Repeat each line of the material exactly.

[begin Data supplied]

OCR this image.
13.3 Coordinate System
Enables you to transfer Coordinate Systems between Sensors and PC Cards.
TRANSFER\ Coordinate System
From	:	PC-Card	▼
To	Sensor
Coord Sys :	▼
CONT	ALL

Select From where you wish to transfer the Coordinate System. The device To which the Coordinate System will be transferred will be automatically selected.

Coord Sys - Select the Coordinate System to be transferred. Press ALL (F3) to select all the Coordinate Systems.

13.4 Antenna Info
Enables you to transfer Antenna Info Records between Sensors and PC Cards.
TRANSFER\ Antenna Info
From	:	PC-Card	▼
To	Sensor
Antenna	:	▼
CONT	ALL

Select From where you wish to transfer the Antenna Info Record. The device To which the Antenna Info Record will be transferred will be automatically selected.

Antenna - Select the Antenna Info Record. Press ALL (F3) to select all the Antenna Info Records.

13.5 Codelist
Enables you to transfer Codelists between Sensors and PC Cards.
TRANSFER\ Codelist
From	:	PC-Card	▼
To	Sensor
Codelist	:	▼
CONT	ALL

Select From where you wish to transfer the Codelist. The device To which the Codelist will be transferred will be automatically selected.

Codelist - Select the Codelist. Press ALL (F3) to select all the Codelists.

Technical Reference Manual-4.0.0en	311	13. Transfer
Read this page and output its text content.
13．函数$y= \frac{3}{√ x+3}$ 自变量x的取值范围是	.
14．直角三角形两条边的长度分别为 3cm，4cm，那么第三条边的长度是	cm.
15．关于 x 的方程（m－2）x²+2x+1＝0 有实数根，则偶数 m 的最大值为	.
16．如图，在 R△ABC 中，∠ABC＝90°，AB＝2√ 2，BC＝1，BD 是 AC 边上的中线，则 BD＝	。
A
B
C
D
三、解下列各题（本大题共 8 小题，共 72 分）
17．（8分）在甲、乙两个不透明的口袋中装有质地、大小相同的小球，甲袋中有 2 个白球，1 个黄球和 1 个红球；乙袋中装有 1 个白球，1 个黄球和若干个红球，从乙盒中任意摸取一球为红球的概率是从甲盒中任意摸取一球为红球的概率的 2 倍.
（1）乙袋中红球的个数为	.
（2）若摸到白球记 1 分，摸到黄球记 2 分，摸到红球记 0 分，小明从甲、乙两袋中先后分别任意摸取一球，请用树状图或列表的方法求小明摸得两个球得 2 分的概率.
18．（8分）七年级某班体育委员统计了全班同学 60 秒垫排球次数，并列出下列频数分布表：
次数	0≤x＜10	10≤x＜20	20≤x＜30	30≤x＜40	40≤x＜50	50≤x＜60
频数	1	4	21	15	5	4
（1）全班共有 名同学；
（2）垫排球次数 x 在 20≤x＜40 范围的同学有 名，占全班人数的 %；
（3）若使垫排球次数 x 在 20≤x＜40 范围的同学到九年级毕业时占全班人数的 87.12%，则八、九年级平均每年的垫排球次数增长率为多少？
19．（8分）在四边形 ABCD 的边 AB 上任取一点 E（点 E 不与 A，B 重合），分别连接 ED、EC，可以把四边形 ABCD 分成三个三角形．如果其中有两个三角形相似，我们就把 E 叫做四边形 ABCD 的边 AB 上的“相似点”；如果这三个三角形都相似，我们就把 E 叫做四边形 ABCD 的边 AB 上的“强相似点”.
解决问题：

[end Data supplied]

▸ Response:
OCR this image.
13.3 Coordinate System
Enables you to transfer Coordinate Systems between Sensors and PC Cards.
TRANSFER\ Coordinate System
From	:	PC-Card	▼
To	Sensor
Coord Sys :	▼
CONT	ALL

Select From where you wish to transfer the Coordinate System. The device To which the Coordinate System will be transferred will be automatically selected.

Coord Sys - Select the Coordinate System to be transferred. Press ALL (F3) to select all the Coordinate Systems.

13.4 Antenna Info
Enables you to transfer Antenna Info Records between Sensors and PC Cards.
TRANSFER\ Antenna Info
From	:	PC-Card	▼
To	Sensor
Antenna	:	▼
CONT	ALL

Select From where you wish to transfer the Antenna Info Record. The device To which the Antenna Info Record will be transferred will be automatically selected.

Antenna - Select the Antenna Info Record. Press ALL (F3) to select all the Antenna Info Records.

13.5 Codelist
Enables you to transfer Codelists between Sensors and PC Cards.
TRANSFER\ Codelist
From	:	PC-Card	▼
To	Sensor
Codelist	:	▼
CONT	ALL

Select From where you wish to transfer the Codelist. The device To which the Codelist will be transferred will be automatically selected.

Codelist - Select the Codelist. Press ALL (F3) to select all the Codelists.

Technical Reference Manual-4.0.0en	311	13. Transfer
Read this page and output its text content.
13．函数$y= \frac{3}{√ x+3}$ 自变量x的取值范围是	.
14．直角三角形两条边的长度分别为 3cm，4cm，那么第三条边的长度是	cm.
15．关于 x 的方程（m－2）x²+2x+1＝0 有实数根，则偶数 m 的最大值为	.
16．如图，在 R△ABC 中，∠ABC＝90°，AB＝2√ 2，BC＝1，BD 是 AC 边上的中线，则 BD＝	。
A
B
C
D
三、解下列各题（本大题共 8 小题，共 72 分）
17．（8分）在甲、乙两个不透明的口袋中装有质地、大小相同的小球，甲袋中有 2 个白球，1 个黄球和 1 个红球；乙袋中装有 1 个白球，1 个黄球和若干个红球，从乙盒中任意摸取一球为红球的概率是从甲盒中任意摸取一球为红球的概率的 2 倍.
（1）乙袋中红球的个数为	.
（2）若摸到白球记 1 分，摸到黄球记 2 分，摸到红球记 0 分，小明从甲、乙两袋中先后分别任意摸取一球，请用树状图或列表的方法求小明摸得两个球得 2 分的概率.
18．（8分）七年级某班体育委员统计了全班同学 60 秒垫排球次数，并列出下列频数分布表：
次数	0≤x＜10	10≤x＜20	20≤x＜30	30≤x＜40	40≤x＜50	50≤x＜60
频数	1	4	21	15	5	4
（1）全班共有 名同学；
（2）垫排球次数 x 在 20≤x＜40 范围的同学有 名，占全班人数的 %；
（3）若使垫排球次数 x 在 20≤x＜40 范围的同学到九年级毕业时占全班人数的 87.12%，则八、九年级平均每年的垫排球次数增长率为多少？
19．（8分）在四边形 ABCD 的边 AB 上任取一点 E（点 E 不与 A，B 重合），分别连接 ED、EC，可以把四边形 ABCD 分成三个三角形．如果其中有两个三角形相似，我们就把 E 叫做四边形 ABCD 的边 AB 上的“相似点”；如果这三个三角形都相似，我们就把 E 叫做四边形 ABCD 的边 AB 上的“强相似点”.
解决问题：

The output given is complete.